Each entry below is to be printed verbatim.
--- Begin Data in this exercise ---
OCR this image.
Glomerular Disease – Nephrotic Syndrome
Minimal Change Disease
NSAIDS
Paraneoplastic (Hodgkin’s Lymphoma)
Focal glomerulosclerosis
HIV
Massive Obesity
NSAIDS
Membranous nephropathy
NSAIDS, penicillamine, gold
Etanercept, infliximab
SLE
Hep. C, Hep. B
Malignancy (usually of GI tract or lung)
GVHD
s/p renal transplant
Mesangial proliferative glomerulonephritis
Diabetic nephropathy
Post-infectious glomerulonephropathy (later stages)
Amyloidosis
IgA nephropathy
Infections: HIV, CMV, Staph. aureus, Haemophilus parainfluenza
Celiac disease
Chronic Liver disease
--- End Data in this exercise ---
▶ **Response for this exercise**
OCR this image.
Glomerular Disease – Nephrotic Syndrome
Minimal Change Disease
NSAIDS
Paraneoplastic (Hodgkin’s Lymphoma)
Focal glomerulosclerosis
HIV
Massive Obesity
NSAIDS
Membranous nephropathy
NSAIDS, penicillamine, gold
Etanercept, infliximab
SLE
Hep. C, Hep. B
Malignancy (usually of GI tract or lung)
GVHD
s/p renal transplant
Mesangial proliferative glomerulonephritis
Diabetic nephropathy
Post-infectious glomerulonephropathy (later stages)
Amyloidosis
IgA nephropathy
Infections: HIV, CMV, Staph. aureus, Haemophilus parainfluenza
Celiac disease
Chronic Liver disease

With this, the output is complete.